• Stated task: Return all lines below containing the word "reference".

• Excerpted records:

--- Start ---

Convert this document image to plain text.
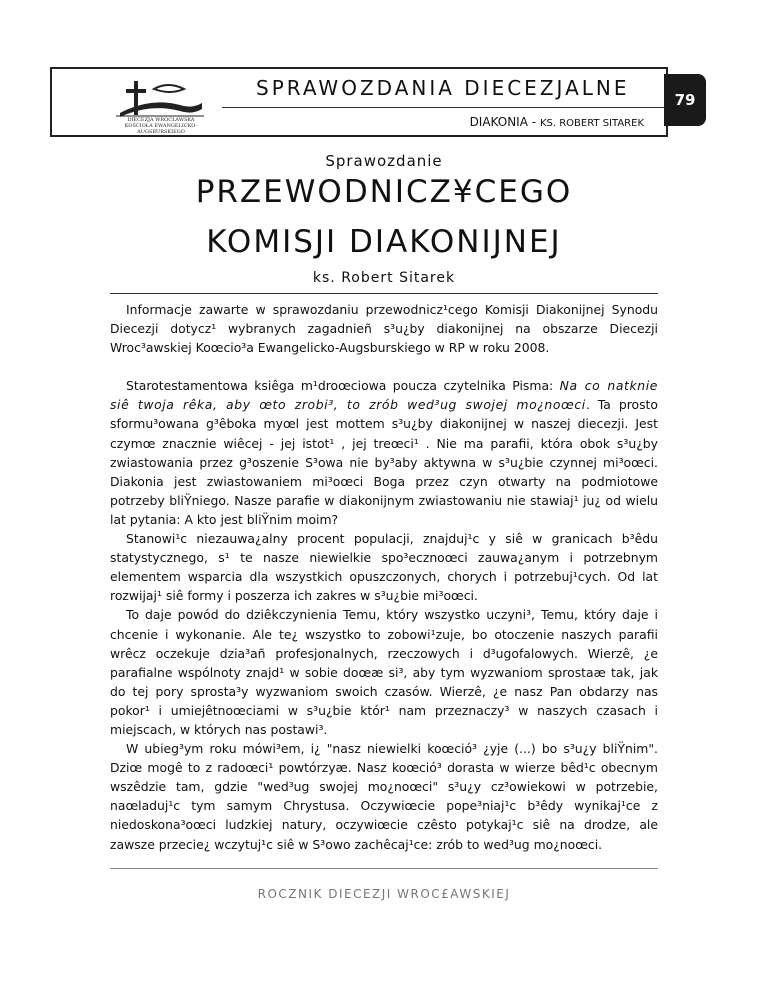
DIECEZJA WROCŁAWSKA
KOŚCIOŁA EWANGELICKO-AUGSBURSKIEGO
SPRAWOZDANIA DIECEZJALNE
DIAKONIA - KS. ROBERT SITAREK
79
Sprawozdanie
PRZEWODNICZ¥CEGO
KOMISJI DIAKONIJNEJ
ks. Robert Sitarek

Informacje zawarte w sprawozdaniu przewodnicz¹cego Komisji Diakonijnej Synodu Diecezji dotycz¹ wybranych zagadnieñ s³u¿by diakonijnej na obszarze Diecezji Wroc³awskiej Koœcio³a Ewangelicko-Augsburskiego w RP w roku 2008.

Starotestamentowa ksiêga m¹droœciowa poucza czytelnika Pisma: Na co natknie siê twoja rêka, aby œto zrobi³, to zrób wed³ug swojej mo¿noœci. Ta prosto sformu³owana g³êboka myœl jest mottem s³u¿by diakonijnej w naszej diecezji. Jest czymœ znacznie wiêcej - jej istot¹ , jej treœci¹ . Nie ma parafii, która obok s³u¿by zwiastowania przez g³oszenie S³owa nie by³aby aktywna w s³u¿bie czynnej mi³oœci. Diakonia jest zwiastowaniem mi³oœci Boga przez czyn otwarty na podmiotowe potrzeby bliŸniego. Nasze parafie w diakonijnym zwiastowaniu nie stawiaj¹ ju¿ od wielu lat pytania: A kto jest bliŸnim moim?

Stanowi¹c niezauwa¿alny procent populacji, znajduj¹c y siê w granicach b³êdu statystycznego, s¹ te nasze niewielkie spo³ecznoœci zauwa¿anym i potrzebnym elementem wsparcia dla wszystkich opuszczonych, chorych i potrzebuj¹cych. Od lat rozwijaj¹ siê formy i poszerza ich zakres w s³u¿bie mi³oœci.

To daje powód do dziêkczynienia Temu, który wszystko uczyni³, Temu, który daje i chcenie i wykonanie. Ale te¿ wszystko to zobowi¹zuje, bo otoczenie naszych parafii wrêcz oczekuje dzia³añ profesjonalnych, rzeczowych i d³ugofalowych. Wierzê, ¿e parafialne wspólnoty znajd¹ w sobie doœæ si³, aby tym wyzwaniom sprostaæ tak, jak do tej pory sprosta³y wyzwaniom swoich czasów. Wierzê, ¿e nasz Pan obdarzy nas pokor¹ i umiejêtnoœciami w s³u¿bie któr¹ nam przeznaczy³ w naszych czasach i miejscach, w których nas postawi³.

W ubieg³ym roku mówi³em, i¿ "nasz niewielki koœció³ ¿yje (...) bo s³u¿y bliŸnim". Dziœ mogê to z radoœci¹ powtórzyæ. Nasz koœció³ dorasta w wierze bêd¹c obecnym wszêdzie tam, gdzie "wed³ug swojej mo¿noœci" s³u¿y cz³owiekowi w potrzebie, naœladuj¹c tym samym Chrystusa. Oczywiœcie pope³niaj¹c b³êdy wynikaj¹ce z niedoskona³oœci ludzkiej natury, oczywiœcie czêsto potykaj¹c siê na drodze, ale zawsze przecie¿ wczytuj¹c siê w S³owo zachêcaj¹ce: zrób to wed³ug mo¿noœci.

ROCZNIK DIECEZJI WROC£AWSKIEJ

--- End ---
--- Start ---

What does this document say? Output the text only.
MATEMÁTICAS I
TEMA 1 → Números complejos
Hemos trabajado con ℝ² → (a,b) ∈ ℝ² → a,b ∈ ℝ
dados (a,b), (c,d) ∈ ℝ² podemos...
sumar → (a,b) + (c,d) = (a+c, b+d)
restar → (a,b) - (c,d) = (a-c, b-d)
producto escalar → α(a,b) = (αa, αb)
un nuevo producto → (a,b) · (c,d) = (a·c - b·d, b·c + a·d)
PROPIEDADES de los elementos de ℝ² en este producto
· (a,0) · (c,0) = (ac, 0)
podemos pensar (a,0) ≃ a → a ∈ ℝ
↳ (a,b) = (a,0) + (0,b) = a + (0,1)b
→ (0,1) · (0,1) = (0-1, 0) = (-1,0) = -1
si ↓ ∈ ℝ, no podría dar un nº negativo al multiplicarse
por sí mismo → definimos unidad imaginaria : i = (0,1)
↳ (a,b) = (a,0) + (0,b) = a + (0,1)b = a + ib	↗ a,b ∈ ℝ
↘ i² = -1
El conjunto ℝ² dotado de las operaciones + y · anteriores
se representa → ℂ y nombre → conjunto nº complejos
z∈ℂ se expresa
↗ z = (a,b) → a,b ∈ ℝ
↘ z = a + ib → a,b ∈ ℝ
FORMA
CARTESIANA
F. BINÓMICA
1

--- End ---
--- Start ---

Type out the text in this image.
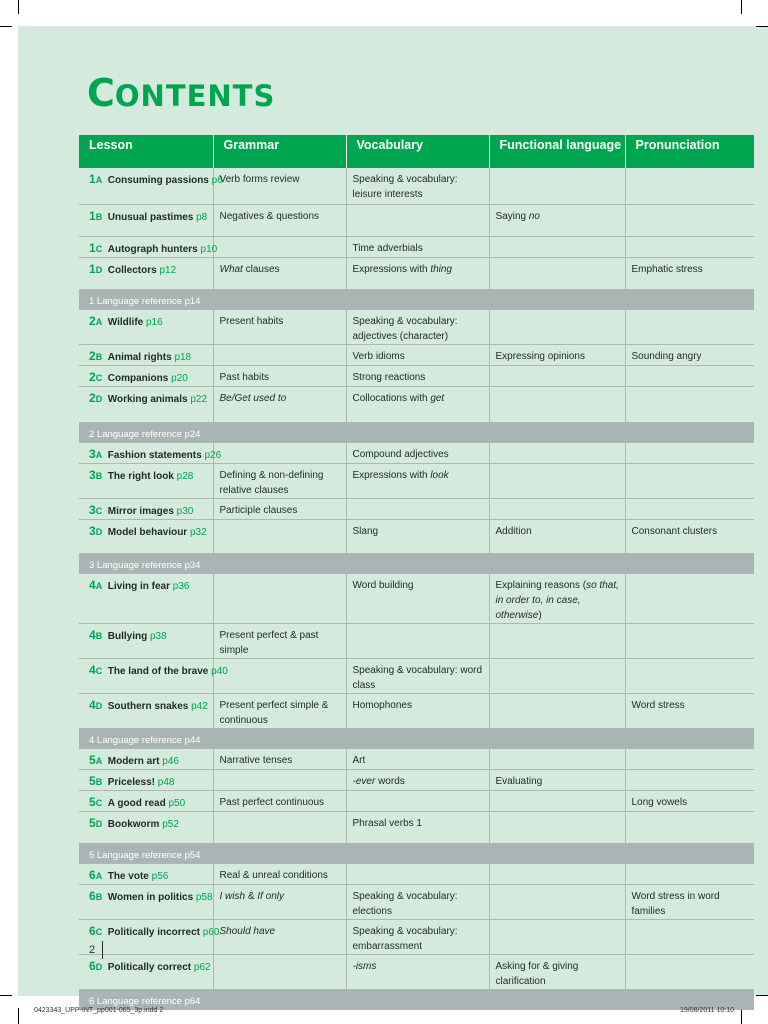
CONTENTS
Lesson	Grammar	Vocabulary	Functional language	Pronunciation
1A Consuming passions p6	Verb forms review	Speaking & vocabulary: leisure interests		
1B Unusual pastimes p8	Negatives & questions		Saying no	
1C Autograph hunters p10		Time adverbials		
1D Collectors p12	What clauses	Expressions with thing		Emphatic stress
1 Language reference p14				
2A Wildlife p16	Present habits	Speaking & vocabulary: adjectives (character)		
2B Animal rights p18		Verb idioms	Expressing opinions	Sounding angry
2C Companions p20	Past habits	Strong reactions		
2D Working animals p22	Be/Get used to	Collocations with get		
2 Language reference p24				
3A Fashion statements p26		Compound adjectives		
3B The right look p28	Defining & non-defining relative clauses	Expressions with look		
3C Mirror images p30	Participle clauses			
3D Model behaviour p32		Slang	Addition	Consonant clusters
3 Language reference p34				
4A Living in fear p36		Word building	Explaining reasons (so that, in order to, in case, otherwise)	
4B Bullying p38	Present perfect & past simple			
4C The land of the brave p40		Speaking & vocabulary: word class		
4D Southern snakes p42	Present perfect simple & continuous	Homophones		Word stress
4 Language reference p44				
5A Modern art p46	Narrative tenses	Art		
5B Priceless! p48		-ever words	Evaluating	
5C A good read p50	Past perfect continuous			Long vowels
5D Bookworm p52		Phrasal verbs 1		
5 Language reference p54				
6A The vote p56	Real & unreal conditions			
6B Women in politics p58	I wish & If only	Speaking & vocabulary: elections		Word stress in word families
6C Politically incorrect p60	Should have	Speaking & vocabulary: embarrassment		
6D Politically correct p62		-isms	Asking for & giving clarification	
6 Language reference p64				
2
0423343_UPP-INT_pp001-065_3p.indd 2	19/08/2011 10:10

--- End ---

• Task result:
1 Language reference p14				
2 Language reference p24				
3 Language reference p34				
4 Language reference p44				
5 Language reference p54				
6 Language reference p64				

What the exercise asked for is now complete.